Requirement:
Make an exact copy of the records, with the pictures left out.

..........

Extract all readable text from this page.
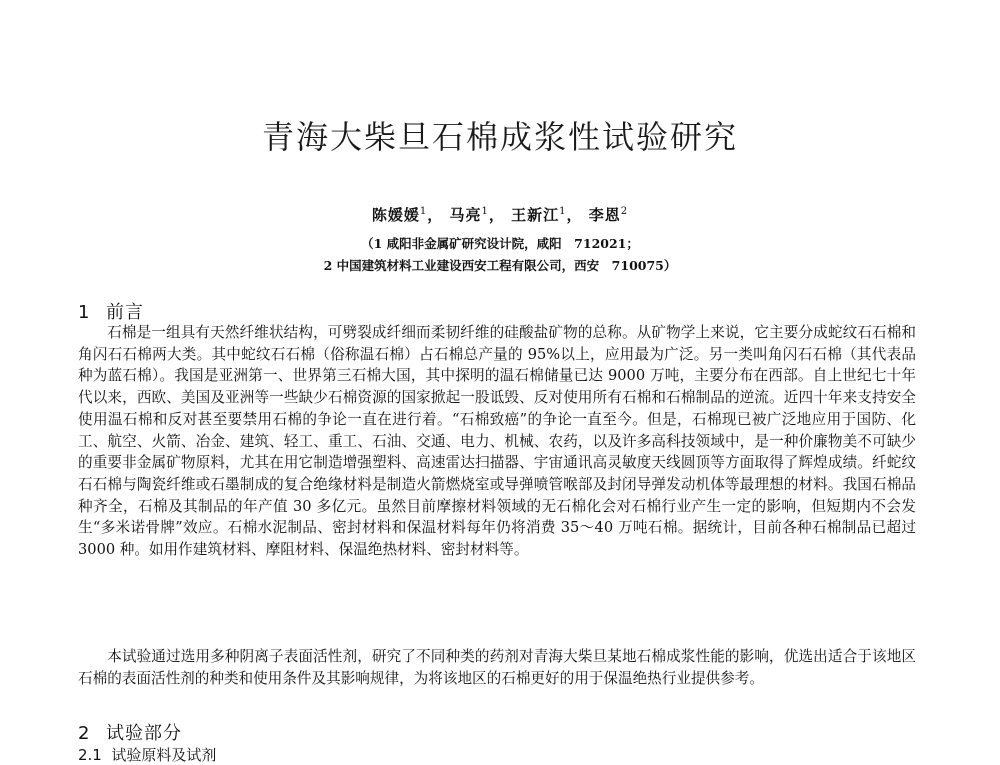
青海大柴旦石棉成浆性试验研究
陈媛媛$^1$， 马亮$^1$， 王新江$^1$， 李恩$^2$
（1 咸阳非金属矿研究设计院，咸阳　712021；
2 中国建筑材料工业建设西安工程有限公司，西安　710075）
1 前言
石棉是一组具有天然纤维状结构，可劈裂成纤细而柔韧纤维的硅酸盐矿物的总称。从矿物学上来说，它主要分成蛇纹石石棉和角闪石石棉两大类。其中蛇纹石石棉（俗称温石棉）占石棉总产量的 95%以上，应用最为广泛。另一类叫角闪石石棉（其代表品种为蓝石棉）。我国是亚洲第一、世界第三石棉大国，其中探明的温石棉储量已达 9000 万吨，主要分布在西部。自上世纪七十年代以来，西欧、美国及亚洲等一些缺少石棉资源的国家掀起一股诋毁、反对使用所有石棉和石棉制品的逆流。近四十年来支持安全使用温石棉和反对甚至要禁用石棉的争论一直在进行着。“石棉致癌”的争论一直至今。但是，石棉现已被广泛地应用于国防、化工、航空、火箭、冶金、建筑、轻工、重工、石油、交通、电力、机械、农药，以及许多高科技领域中，是一种价廉物美不可缺少的重要非金属矿物原料，尤其在用它制造增强塑料、高速雷达扫描器、宇宙通讯高灵敏度天线圆顶等方面取得了辉煌成绩。纤蛇纹石石棉与陶瓷纤维或石墨制成的复合绝缘材料是制造火箭燃烧室或导弹喷管喉部及封闭导弹发动机体等最理想的材料。我国石棉品种齐全，石棉及其制品的年产值 30 多亿元。虽然目前摩擦材料领域的无石棉化会对石棉行业产生一定的影响，但短期内不会发生“多米诺骨牌”效应。石棉水泥制品、密封材料和保温材料每年仍将消费 35～40 万吨石棉。据统计，目前各种石棉制品已超过 3000 种。如用作建筑材料、摩阻材料、保温绝热材料、密封材料等。
本试验通过选用多种阴离子表面活性剂，研究了不同种类的药剂对青海大柴旦某地石棉成浆性能的影响，优选出适合于该地区石棉的表面活性剂的种类和使用条件及其影响规律，为将该地区的石棉更好的用于保温绝热行业提供参考。
2 试验部分
2.1 试验原料及试剂
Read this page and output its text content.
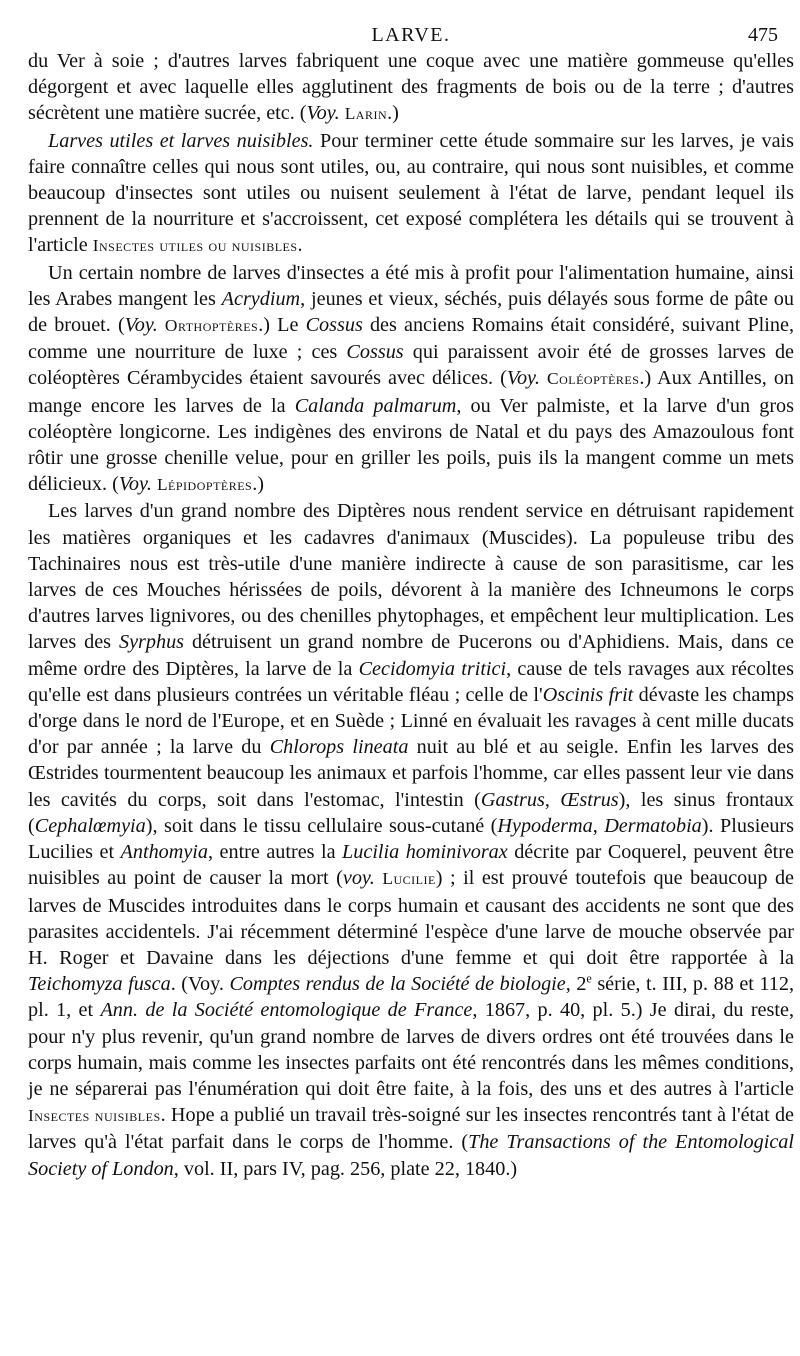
LARVE.	475

du Ver à soie ; d'autres larves fabriquent une coque avec une matière gommeuse qu'elles dégorgent et avec laquelle elles agglutinent des fragments de bois ou de la terre ; d'autres sécrètent une matière sucrée, etc. (Voy. Larin.)

Larves utiles et larves nuisibles. Pour terminer cette étude sommaire sur les larves, je vais faire connaître celles qui nous sont utiles, ou, au contraire, qui nous sont nuisibles, et comme beaucoup d'insectes sont utiles ou nuisent seulement à l'état de larve, pendant lequel ils prennent de la nourriture et s'accroissent, cet exposé complétera les détails qui se trouvent à l'article Insectes utiles ou nuisibles.

Un certain nombre de larves d'insectes a été mis à profit pour l'alimentation humaine, ainsi les Arabes mangent les Acrydium, jeunes et vieux, séchés, puis délayés sous forme de pâte ou de brouet. (Voy. Orthoptères.) Le Cossus des anciens Romains était considéré, suivant Pline, comme une nourriture de luxe ; ces Cossus qui paraissent avoir été de grosses larves de coléoptères Cérambycides étaient savourés avec délices. (Voy. Coléoptères.) Aux Antilles, on mange encore les larves de la Calanda palmarum, ou Ver palmiste, et la larve d'un gros coléoptère longicorne. Les indigènes des environs de Natal et du pays des Amazoulous font rôtir une grosse chenille velue, pour en griller les poils, puis ils la mangent comme un mets délicieux. (Voy. Lépidoptères.)

Les larves d'un grand nombre des Diptères nous rendent service en détruisant rapidement les matières organiques et les cadavres d'animaux (Muscides). La populeuse tribu des Tachinaires nous est très-utile d'une manière indirecte à cause de son parasitisme, car les larves de ces Mouches hérissées de poils, dévorent à la manière des Ichneumons le corps d'autres larves lignivores, ou des chenilles phytophages, et empêchent leur multiplication. Les larves des Syrphus détruisent un grand nombre de Pucerons ou d'Aphidiens. Mais, dans ce même ordre des Diptères, la larve de la Cecidomyia tritici, cause de tels ravages aux récoltes qu'elle est dans plusieurs contrées un véritable fléau ; celle de l'Oscinis frit dévaste les champs d'orge dans le nord de l'Europe, et en Suède ; Linné en évaluait les ravages à cent mille ducats d'or par année ; la larve du Chlorops lineata nuit au blé et au seigle. Enfin les larves des Œstrides tourmentent beaucoup les animaux et parfois l'homme, car elles passent leur vie dans les cavités du corps, soit dans l'estomac, l'intestin (Gastrus, Œstrus), les sinus frontaux (Cephalœmyia), soit dans le tissu cellulaire sous-cutané (Hypoderma, Dermatobia). Plusieurs Lucilies et Anthomyia, entre autres la Lucilia hominivorax décrite par Coquerel, peuvent être nuisibles au point de causer la mort (voy. Lucilie) ; il est prouvé toutefois que beaucoup de larves de Muscides introduites dans le corps humain et causant des accidents ne sont que des parasites accidentels. J'ai récemment déterminé l'espèce d'une larve de mouche observée par H. Roger et Davaine dans les déjections d'une femme et qui doit être rapportée à la Teichomyza fusca. (Voy. Comptes rendus de la Société de biologie, 2e série, t. III, p. 88 et 112, pl. 1, et Ann. de la Société entomologique de France, 1867, p. 40, pl. 5.) Je dirai, du reste, pour n'y plus revenir, qu'un grand nombre de larves de divers ordres ont été trouvées dans le corps humain, mais comme les insectes parfaits ont été rencontrés dans les mêmes conditions, je ne séparerai pas l'énumération qui doit être faite, à la fois, des uns et des autres à l'article Insectes nuisibles. Hope a publié un travail très-soigné sur les insectes rencontrés tant à l'état de larves qu'à l'état parfait dans le corps de l'homme. (The Transactions of the Entomological Society of London, vol. II, pars IV, pag. 256, plate 22, 1840.)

..........

Answer in full:
Extract all readable text from this page.
青海大柴旦石棉成浆性试验研究
陈媛媛$^1$， 马亮$^1$， 王新江$^1$， 李恩$^2$
（1 咸阳非金属矿研究设计院，咸阳　712021；
2 中国建筑材料工业建设西安工程有限公司，西安　710075）
1 前言
石棉是一组具有天然纤维状结构，可劈裂成纤细而柔韧纤维的硅酸盐矿物的总称。从矿物学上来说，它主要分成蛇纹石石棉和角闪石石棉两大类。其中蛇纹石石棉（俗称温石棉）占石棉总产量的 95%以上，应用最为广泛。另一类叫角闪石石棉（其代表品种为蓝石棉）。我国是亚洲第一、世界第三石棉大国，其中探明的温石棉储量已达 9000 万吨，主要分布在西部。自上世纪七十年代以来，西欧、美国及亚洲等一些缺少石棉资源的国家掀起一股诋毁、反对使用所有石棉和石棉制品的逆流。近四十年来支持安全使用温石棉和反对甚至要禁用石棉的争论一直在进行着。“石棉致癌”的争论一直至今。但是，石棉现已被广泛地应用于国防、化工、航空、火箭、冶金、建筑、轻工、重工、石油、交通、电力、机械、农药，以及许多高科技领域中，是一种价廉物美不可缺少的重要非金属矿物原料，尤其在用它制造增强塑料、高速雷达扫描器、宇宙通讯高灵敏度天线圆顶等方面取得了辉煌成绩。纤蛇纹石石棉与陶瓷纤维或石墨制成的复合绝缘材料是制造火箭燃烧室或导弹喷管喉部及封闭导弹发动机体等最理想的材料。我国石棉品种齐全，石棉及其制品的年产值 30 多亿元。虽然目前摩擦材料领域的无石棉化会对石棉行业产生一定的影响，但短期内不会发生“多米诺骨牌”效应。石棉水泥制品、密封材料和保温材料每年仍将消费 35～40 万吨石棉。据统计，目前各种石棉制品已超过 3000 种。如用作建筑材料、摩阻材料、保温绝热材料、密封材料等。
本试验通过选用多种阴离子表面活性剂，研究了不同种类的药剂对青海大柴旦某地石棉成浆性能的影响，优选出适合于该地区石棉的表面活性剂的种类和使用条件及其影响规律，为将该地区的石棉更好的用于保温绝热行业提供参考。
2 试验部分
2.1 试验原料及试剂
Read this page and output its text content.
LARVE.	475

du Ver à soie ; d'autres larves fabriquent une coque avec une matière gommeuse qu'elles dégorgent et avec laquelle elles agglutinent des fragments de bois ou de la terre ; d'autres sécrètent une matière sucrée, etc. (Voy. Larin.)

Larves utiles et larves nuisibles. Pour terminer cette étude sommaire sur les larves, je vais faire connaître celles qui nous sont utiles, ou, au contraire, qui nous sont nuisibles, et comme beaucoup d'insectes sont utiles ou nuisent seulement à l'état de larve, pendant lequel ils prennent de la nourriture et s'accroissent, cet exposé complétera les détails qui se trouvent à l'article Insectes utiles ou nuisibles.

Un certain nombre de larves d'insectes a été mis à profit pour l'alimentation humaine, ainsi les Arabes mangent les Acrydium, jeunes et vieux, séchés, puis délayés sous forme de pâte ou de brouet. (Voy. Orthoptères.) Le Cossus des anciens Romains était considéré, suivant Pline, comme une nourriture de luxe ; ces Cossus qui paraissent avoir été de grosses larves de coléoptères Cérambycides étaient savourés avec délices. (Voy. Coléoptères.) Aux Antilles, on mange encore les larves de la Calanda palmarum, ou Ver palmiste, et la larve d'un gros coléoptère longicorne. Les indigènes des environs de Natal et du pays des Amazoulous font rôtir une grosse chenille velue, pour en griller les poils, puis ils la mangent comme un mets délicieux. (Voy. Lépidoptères.)

Les larves d'un grand nombre des Diptères nous rendent service en détruisant rapidement les matières organiques et les cadavres d'animaux (Muscides). La populeuse tribu des Tachinaires nous est très-utile d'une manière indirecte à cause de son parasitisme, car les larves de ces Mouches hérissées de poils, dévorent à la manière des Ichneumons le corps d'autres larves lignivores, ou des chenilles phytophages, et empêchent leur multiplication. Les larves des Syrphus détruisent un grand nombre de Pucerons ou d'Aphidiens. Mais, dans ce même ordre des Diptères, la larve de la Cecidomyia tritici, cause de tels ravages aux récoltes qu'elle est dans plusieurs contrées un véritable fléau ; celle de l'Oscinis frit dévaste les champs d'orge dans le nord de l'Europe, et en Suède ; Linné en évaluait les ravages à cent mille ducats d'or par année ; la larve du Chlorops lineata nuit au blé et au seigle. Enfin les larves des Œstrides tourmentent beaucoup les animaux et parfois l'homme, car elles passent leur vie dans les cavités du corps, soit dans l'estomac, l'intestin (Gastrus, Œstrus), les sinus frontaux (Cephalœmyia), soit dans le tissu cellulaire sous-cutané (Hypoderma, Dermatobia). Plusieurs Lucilies et Anthomyia, entre autres la Lucilia hominivorax décrite par Coquerel, peuvent être nuisibles au point de causer la mort (voy. Lucilie) ; il est prouvé toutefois que beaucoup de larves de Muscides introduites dans le corps humain et causant des accidents ne sont que des parasites accidentels. J'ai récemment déterminé l'espèce d'une larve de mouche observée par H. Roger et Davaine dans les déjections d'une femme et qui doit être rapportée à la Teichomyza fusca. (Voy. Comptes rendus de la Société de biologie, 2e série, t. III, p. 88 et 112, pl. 1, et Ann. de la Société entomologique de France, 1867, p. 40, pl. 5.) Je dirai, du reste, pour n'y plus revenir, qu'un grand nombre de larves de divers ordres ont été trouvées dans le corps humain, mais comme les insectes parfaits ont été rencontrés dans les mêmes conditions, je ne séparerai pas l'énumération qui doit être faite, à la fois, des uns et des autres à l'article Insectes nuisibles. Hope a publié un travail très-soigné sur les insectes rencontrés tant à l'état de larves qu'à l'état parfait dans le corps de l'homme. (The Transactions of the Entomological Society of London, vol. II, pars IV, pag. 256, plate 22, 1840.)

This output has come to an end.